RECORDS FOR PROCESSING:
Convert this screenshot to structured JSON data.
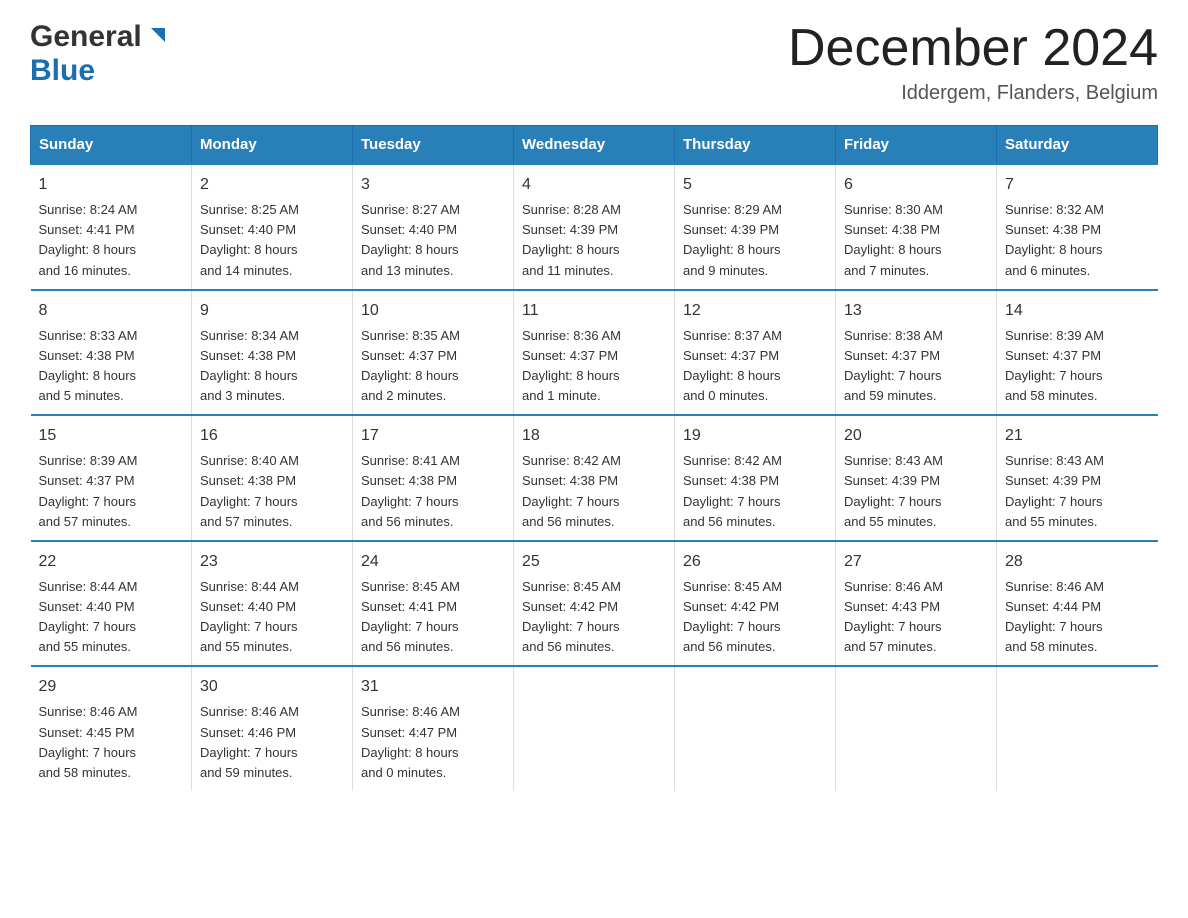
{
  "header": {
    "logo": {
      "line1": "General",
      "line2": "Blue"
    },
    "title": "December 2024",
    "location": "Iddergem, Flanders, Belgium"
  },
  "days_of_week": [
    "Sunday",
    "Monday",
    "Tuesday",
    "Wednesday",
    "Thursday",
    "Friday",
    "Saturday"
  ],
  "weeks": [
    [
      {
        "day": "1",
        "sunrise": "8:24 AM",
        "sunset": "4:41 PM",
        "daylight": "8 hours and 16 minutes."
      },
      {
        "day": "2",
        "sunrise": "8:25 AM",
        "sunset": "4:40 PM",
        "daylight": "8 hours and 14 minutes."
      },
      {
        "day": "3",
        "sunrise": "8:27 AM",
        "sunset": "4:40 PM",
        "daylight": "8 hours and 13 minutes."
      },
      {
        "day": "4",
        "sunrise": "8:28 AM",
        "sunset": "4:39 PM",
        "daylight": "8 hours and 11 minutes."
      },
      {
        "day": "5",
        "sunrise": "8:29 AM",
        "sunset": "4:39 PM",
        "daylight": "8 hours and 9 minutes."
      },
      {
        "day": "6",
        "sunrise": "8:30 AM",
        "sunset": "4:38 PM",
        "daylight": "8 hours and 7 minutes."
      },
      {
        "day": "7",
        "sunrise": "8:32 AM",
        "sunset": "4:38 PM",
        "daylight": "8 hours and 6 minutes."
      }
    ],
    [
      {
        "day": "8",
        "sunrise": "8:33 AM",
        "sunset": "4:38 PM",
        "daylight": "8 hours and 5 minutes."
      },
      {
        "day": "9",
        "sunrise": "8:34 AM",
        "sunset": "4:38 PM",
        "daylight": "8 hours and 3 minutes."
      },
      {
        "day": "10",
        "sunrise": "8:35 AM",
        "sunset": "4:37 PM",
        "daylight": "8 hours and 2 minutes."
      },
      {
        "day": "11",
        "sunrise": "8:36 AM",
        "sunset": "4:37 PM",
        "daylight": "8 hours and 1 minute."
      },
      {
        "day": "12",
        "sunrise": "8:37 AM",
        "sunset": "4:37 PM",
        "daylight": "8 hours and 0 minutes."
      },
      {
        "day": "13",
        "sunrise": "8:38 AM",
        "sunset": "4:37 PM",
        "daylight": "7 hours and 59 minutes."
      },
      {
        "day": "14",
        "sunrise": "8:39 AM",
        "sunset": "4:37 PM",
        "daylight": "7 hours and 58 minutes."
      }
    ],
    [
      {
        "day": "15",
        "sunrise": "8:39 AM",
        "sunset": "4:37 PM",
        "daylight": "7 hours and 57 minutes."
      },
      {
        "day": "16",
        "sunrise": "8:40 AM",
        "sunset": "4:38 PM",
        "daylight": "7 hours and 57 minutes."
      },
      {
        "day": "17",
        "sunrise": "8:41 AM",
        "sunset": "4:38 PM",
        "daylight": "7 hours and 56 minutes."
      },
      {
        "day": "18",
        "sunrise": "8:42 AM",
        "sunset": "4:38 PM",
        "daylight": "7 hours and 56 minutes."
      },
      {
        "day": "19",
        "sunrise": "8:42 AM",
        "sunset": "4:38 PM",
        "daylight": "7 hours and 56 minutes."
      },
      {
        "day": "20",
        "sunrise": "8:43 AM",
        "sunset": "4:39 PM",
        "daylight": "7 hours and 55 minutes."
      },
      {
        "day": "21",
        "sunrise": "8:43 AM",
        "sunset": "4:39 PM",
        "daylight": "7 hours and 55 minutes."
      }
    ],
    [
      {
        "day": "22",
        "sunrise": "8:44 AM",
        "sunset": "4:40 PM",
        "daylight": "7 hours and 55 minutes."
      },
      {
        "day": "23",
        "sunrise": "8:44 AM",
        "sunset": "4:40 PM",
        "daylight": "7 hours and 55 minutes."
      },
      {
        "day": "24",
        "sunrise": "8:45 AM",
        "sunset": "4:41 PM",
        "daylight": "7 hours and 56 minutes."
      },
      {
        "day": "25",
        "sunrise": "8:45 AM",
        "sunset": "4:42 PM",
        "daylight": "7 hours and 56 minutes."
      },
      {
        "day": "26",
        "sunrise": "8:45 AM",
        "sunset": "4:42 PM",
        "daylight": "7 hours and 56 minutes."
      },
      {
        "day": "27",
        "sunrise": "8:46 AM",
        "sunset": "4:43 PM",
        "daylight": "7 hours and 57 minutes."
      },
      {
        "day": "28",
        "sunrise": "8:46 AM",
        "sunset": "4:44 PM",
        "daylight": "7 hours and 58 minutes."
      }
    ],
    [
      {
        "day": "29",
        "sunrise": "8:46 AM",
        "sunset": "4:45 PM",
        "daylight": "7 hours and 58 minutes."
      },
      {
        "day": "30",
        "sunrise": "8:46 AM",
        "sunset": "4:46 PM",
        "daylight": "7 hours and 59 minutes."
      },
      {
        "day": "31",
        "sunrise": "8:46 AM",
        "sunset": "4:47 PM",
        "daylight": "8 hours and 0 minutes."
      },
      null,
      null,
      null,
      null
    ]
  ],
  "labels": {
    "sunrise": "Sunrise:",
    "sunset": "Sunset:",
    "daylight": "Daylight:"
  }
}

WHAT YOU NEED TO DO:
Transcribe the whole listing, character for character, but not its images.

EXPECTED OUTPUT:
Convert this screenshot to structured JSON data.
{
  "header": {
    "logo": {
      "line1": "General",
      "line2": "Blue"
    },
    "title": "December 2024",
    "location": "Iddergem, Flanders, Belgium"
  },
  "days_of_week": [
    "Sunday",
    "Monday",
    "Tuesday",
    "Wednesday",
    "Thursday",
    "Friday",
    "Saturday"
  ],
  "weeks": [
    [
      {
        "day": "1",
        "sunrise": "8:24 AM",
        "sunset": "4:41 PM",
        "daylight": "8 hours and 16 minutes."
      },
      {
        "day": "2",
        "sunrise": "8:25 AM",
        "sunset": "4:40 PM",
        "daylight": "8 hours and 14 minutes."
      },
      {
        "day": "3",
        "sunrise": "8:27 AM",
        "sunset": "4:40 PM",
        "daylight": "8 hours and 13 minutes."
      },
      {
        "day": "4",
        "sunrise": "8:28 AM",
        "sunset": "4:39 PM",
        "daylight": "8 hours and 11 minutes."
      },
      {
        "day": "5",
        "sunrise": "8:29 AM",
        "sunset": "4:39 PM",
        "daylight": "8 hours and 9 minutes."
      },
      {
        "day": "6",
        "sunrise": "8:30 AM",
        "sunset": "4:38 PM",
        "daylight": "8 hours and 7 minutes."
      },
      {
        "day": "7",
        "sunrise": "8:32 AM",
        "sunset": "4:38 PM",
        "daylight": "8 hours and 6 minutes."
      }
    ],
    [
      {
        "day": "8",
        "sunrise": "8:33 AM",
        "sunset": "4:38 PM",
        "daylight": "8 hours and 5 minutes."
      },
      {
        "day": "9",
        "sunrise": "8:34 AM",
        "sunset": "4:38 PM",
        "daylight": "8 hours and 3 minutes."
      },
      {
        "day": "10",
        "sunrise": "8:35 AM",
        "sunset": "4:37 PM",
        "daylight": "8 hours and 2 minutes."
      },
      {
        "day": "11",
        "sunrise": "8:36 AM",
        "sunset": "4:37 PM",
        "daylight": "8 hours and 1 minute."
      },
      {
        "day": "12",
        "sunrise": "8:37 AM",
        "sunset": "4:37 PM",
        "daylight": "8 hours and 0 minutes."
      },
      {
        "day": "13",
        "sunrise": "8:38 AM",
        "sunset": "4:37 PM",
        "daylight": "7 hours and 59 minutes."
      },
      {
        "day": "14",
        "sunrise": "8:39 AM",
        "sunset": "4:37 PM",
        "daylight": "7 hours and 58 minutes."
      }
    ],
    [
      {
        "day": "15",
        "sunrise": "8:39 AM",
        "sunset": "4:37 PM",
        "daylight": "7 hours and 57 minutes."
      },
      {
        "day": "16",
        "sunrise": "8:40 AM",
        "sunset": "4:38 PM",
        "daylight": "7 hours and 57 minutes."
      },
      {
        "day": "17",
        "sunrise": "8:41 AM",
        "sunset": "4:38 PM",
        "daylight": "7 hours and 56 minutes."
      },
      {
        "day": "18",
        "sunrise": "8:42 AM",
        "sunset": "4:38 PM",
        "daylight": "7 hours and 56 minutes."
      },
      {
        "day": "19",
        "sunrise": "8:42 AM",
        "sunset": "4:38 PM",
        "daylight": "7 hours and 56 minutes."
      },
      {
        "day": "20",
        "sunrise": "8:43 AM",
        "sunset": "4:39 PM",
        "daylight": "7 hours and 55 minutes."
      },
      {
        "day": "21",
        "sunrise": "8:43 AM",
        "sunset": "4:39 PM",
        "daylight": "7 hours and 55 minutes."
      }
    ],
    [
      {
        "day": "22",
        "sunrise": "8:44 AM",
        "sunset": "4:40 PM",
        "daylight": "7 hours and 55 minutes."
      },
      {
        "day": "23",
        "sunrise": "8:44 AM",
        "sunset": "4:40 PM",
        "daylight": "7 hours and 55 minutes."
      },
      {
        "day": "24",
        "sunrise": "8:45 AM",
        "sunset": "4:41 PM",
        "daylight": "7 hours and 56 minutes."
      },
      {
        "day": "25",
        "sunrise": "8:45 AM",
        "sunset": "4:42 PM",
        "daylight": "7 hours and 56 minutes."
      },
      {
        "day": "26",
        "sunrise": "8:45 AM",
        "sunset": "4:42 PM",
        "daylight": "7 hours and 56 minutes."
      },
      {
        "day": "27",
        "sunrise": "8:46 AM",
        "sunset": "4:43 PM",
        "daylight": "7 hours and 57 minutes."
      },
      {
        "day": "28",
        "sunrise": "8:46 AM",
        "sunset": "4:44 PM",
        "daylight": "7 hours and 58 minutes."
      }
    ],
    [
      {
        "day": "29",
        "sunrise": "8:46 AM",
        "sunset": "4:45 PM",
        "daylight": "7 hours and 58 minutes."
      },
      {
        "day": "30",
        "sunrise": "8:46 AM",
        "sunset": "4:46 PM",
        "daylight": "7 hours and 59 minutes."
      },
      {
        "day": "31",
        "sunrise": "8:46 AM",
        "sunset": "4:47 PM",
        "daylight": "8 hours and 0 minutes."
      },
      null,
      null,
      null,
      null
    ]
  ],
  "labels": {
    "sunrise": "Sunrise:",
    "sunset": "Sunset:",
    "daylight": "Daylight:"
  }
}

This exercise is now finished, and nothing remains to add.